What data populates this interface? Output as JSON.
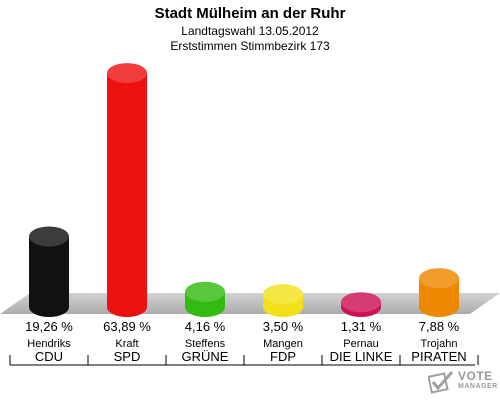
{
  "title": "Stadt Mülheim an der Ruhr",
  "subtitle1": "Landtagswahl 13.05.2012",
  "subtitle2": "Erststimmen Stimmbezirk 173",
  "logo": {
    "text": "VOTE",
    "sub": "MANAGER"
  },
  "chart_data": {
    "type": "bar",
    "categories": [
      "CDU",
      "SPD",
      "GRÜNE",
      "FDP",
      "DIE LINKE",
      "PIRATEN"
    ],
    "candidates": [
      "Hendriks",
      "Kraft",
      "Steffens",
      "Mangen",
      "Pernau",
      "Trojahn"
    ],
    "values": [
      19.26,
      63.89,
      4.16,
      3.5,
      1.31,
      7.88
    ],
    "value_labels": [
      "19,26 %",
      "63,89 %",
      "4,16 %",
      "3,50 %",
      "1,31 %",
      "7,88 %"
    ],
    "colors": [
      "#111111",
      "#ee1111",
      "#33bb11",
      "#f2e01a",
      "#cc1155",
      "#ee8800"
    ],
    "ylim": [
      0,
      65
    ],
    "grid": false
  }
}
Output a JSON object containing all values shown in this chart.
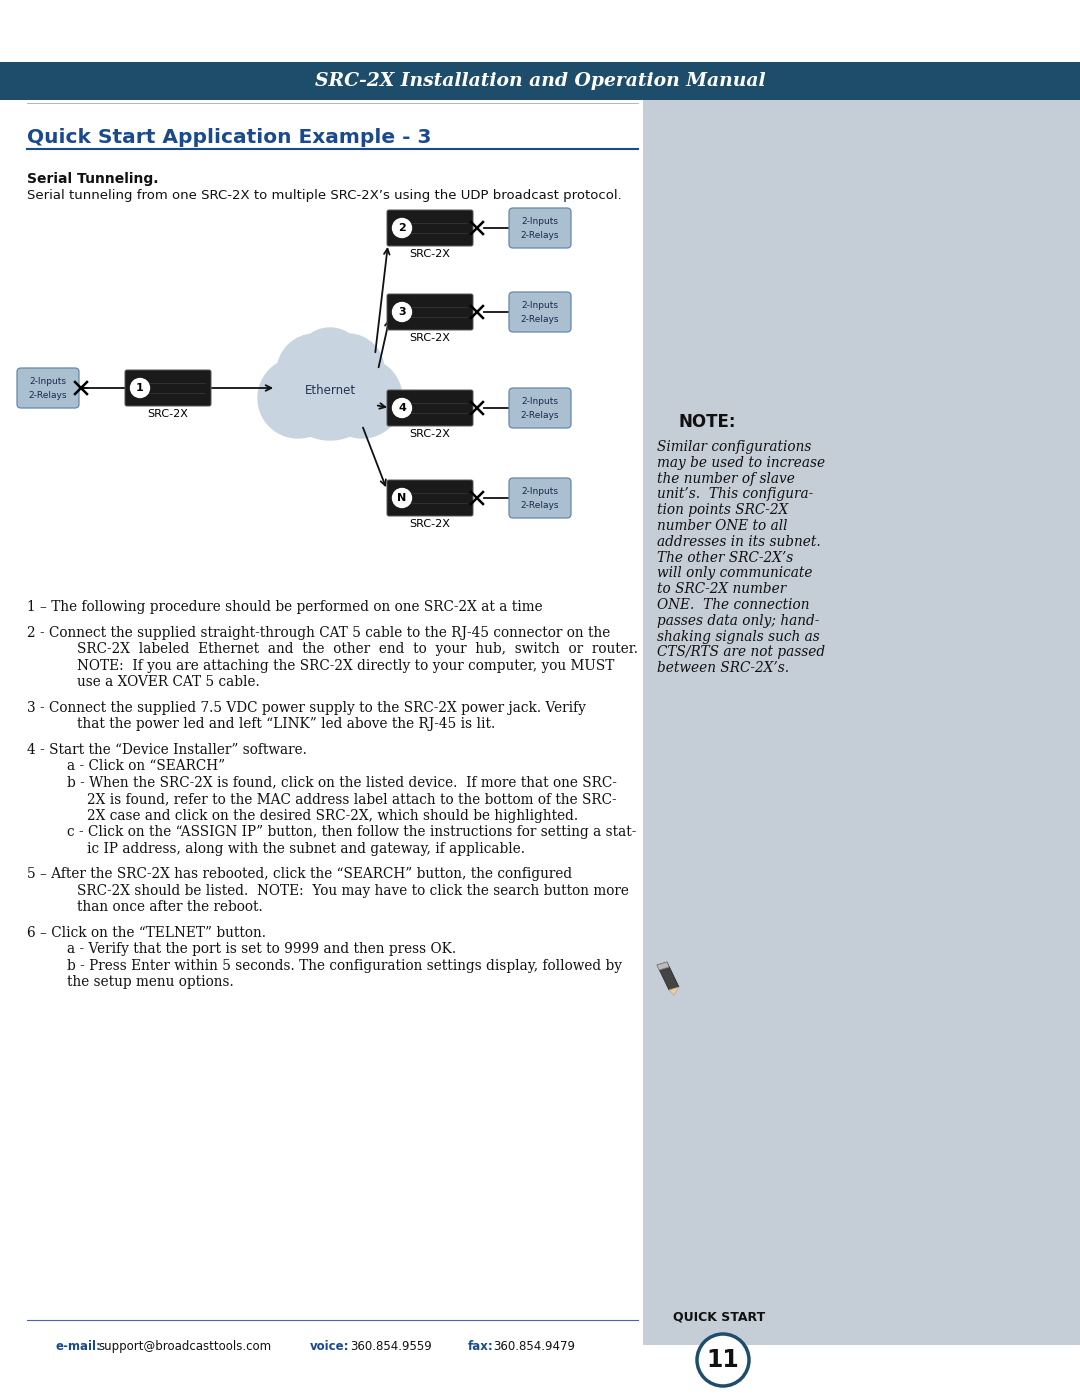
====
• [What you need to do] Except for the pictures, give all the material above again verbatim.

• [Result for this task]
What data populates this interface? Output as JSON.
{
  "title": "Stadt Mülheim an der Ruhr",
  "subtitle1": "Landtagswahl 13.05.2012",
  "subtitle2": "Erststimmen Stimmbezirk 173",
  "logo": {
    "text": "VOTE",
    "sub": "MANAGER"
  },
  "chart_data": {
    "type": "bar",
    "categories": [
      "CDU",
      "SPD",
      "GRÜNE",
      "FDP",
      "DIE LINKE",
      "PIRATEN"
    ],
    "candidates": [
      "Hendriks",
      "Kraft",
      "Steffens",
      "Mangen",
      "Pernau",
      "Trojahn"
    ],
    "values": [
      19.26,
      63.89,
      4.16,
      3.5,
      1.31,
      7.88
    ],
    "value_labels": [
      "19,26 %",
      "63,89 %",
      "4,16 %",
      "3,50 %",
      "1,31 %",
      "7,88 %"
    ],
    "colors": [
      "#111111",
      "#ee1111",
      "#33bb11",
      "#f2e01a",
      "#cc1155",
      "#ee8800"
    ],
    "ylim": [
      0,
      65
    ],
    "grid": false
  }
}
Output a JSON object containing all values shown in this chart.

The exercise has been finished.